* Dataset entries:

-- begin --

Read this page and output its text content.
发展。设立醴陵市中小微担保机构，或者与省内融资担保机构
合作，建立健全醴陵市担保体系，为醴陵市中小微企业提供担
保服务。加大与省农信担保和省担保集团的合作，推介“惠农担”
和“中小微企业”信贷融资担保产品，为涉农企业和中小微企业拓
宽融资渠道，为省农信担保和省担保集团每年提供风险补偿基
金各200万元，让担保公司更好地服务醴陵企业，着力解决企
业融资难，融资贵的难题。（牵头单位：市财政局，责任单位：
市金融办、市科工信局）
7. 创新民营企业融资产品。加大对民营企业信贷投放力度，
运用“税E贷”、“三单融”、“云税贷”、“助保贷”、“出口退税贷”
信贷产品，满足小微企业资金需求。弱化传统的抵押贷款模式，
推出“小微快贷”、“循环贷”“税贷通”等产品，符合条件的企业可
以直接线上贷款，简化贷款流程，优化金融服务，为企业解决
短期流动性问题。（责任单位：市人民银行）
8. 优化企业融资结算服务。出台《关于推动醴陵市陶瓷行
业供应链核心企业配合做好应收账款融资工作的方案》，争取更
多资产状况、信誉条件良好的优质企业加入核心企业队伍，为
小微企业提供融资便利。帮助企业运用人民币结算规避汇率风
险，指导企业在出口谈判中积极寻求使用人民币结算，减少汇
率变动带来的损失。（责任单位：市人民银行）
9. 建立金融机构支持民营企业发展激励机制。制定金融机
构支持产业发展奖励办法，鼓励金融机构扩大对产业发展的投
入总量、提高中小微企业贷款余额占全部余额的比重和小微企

-- end --

* Task requirements:
Print the whole listing exactly as it is.

* Full answer:
Read this page and output its text content.
发展。设立醴陵市中小微担保机构，或者与省内融资担保机构
合作，建立健全醴陵市担保体系，为醴陵市中小微企业提供担
保服务。加大与省农信担保和省担保集团的合作，推介“惠农担”
和“中小微企业”信贷融资担保产品，为涉农企业和中小微企业拓
宽融资渠道，为省农信担保和省担保集团每年提供风险补偿基
金各200万元，让担保公司更好地服务醴陵企业，着力解决企
业融资难，融资贵的难题。（牵头单位：市财政局，责任单位：
市金融办、市科工信局）
7. 创新民营企业融资产品。加大对民营企业信贷投放力度，
运用“税E贷”、“三单融”、“云税贷”、“助保贷”、“出口退税贷”
信贷产品，满足小微企业资金需求。弱化传统的抵押贷款模式，
推出“小微快贷”、“循环贷”“税贷通”等产品，符合条件的企业可
以直接线上贷款，简化贷款流程，优化金融服务，为企业解决
短期流动性问题。（责任单位：市人民银行）
8. 优化企业融资结算服务。出台《关于推动醴陵市陶瓷行
业供应链核心企业配合做好应收账款融资工作的方案》，争取更
多资产状况、信誉条件良好的优质企业加入核心企业队伍，为
小微企业提供融资便利。帮助企业运用人民币结算规避汇率风
险，指导企业在出口谈判中积极寻求使用人民币结算，减少汇
率变动带来的损失。（责任单位：市人民银行）
9. 建立金融机构支持民营企业发展激励机制。制定金融机
构支持产业发展奖励办法，鼓励金融机构扩大对产业发展的投
入总量、提高中小微企业贷款余额占全部余额的比重和小微企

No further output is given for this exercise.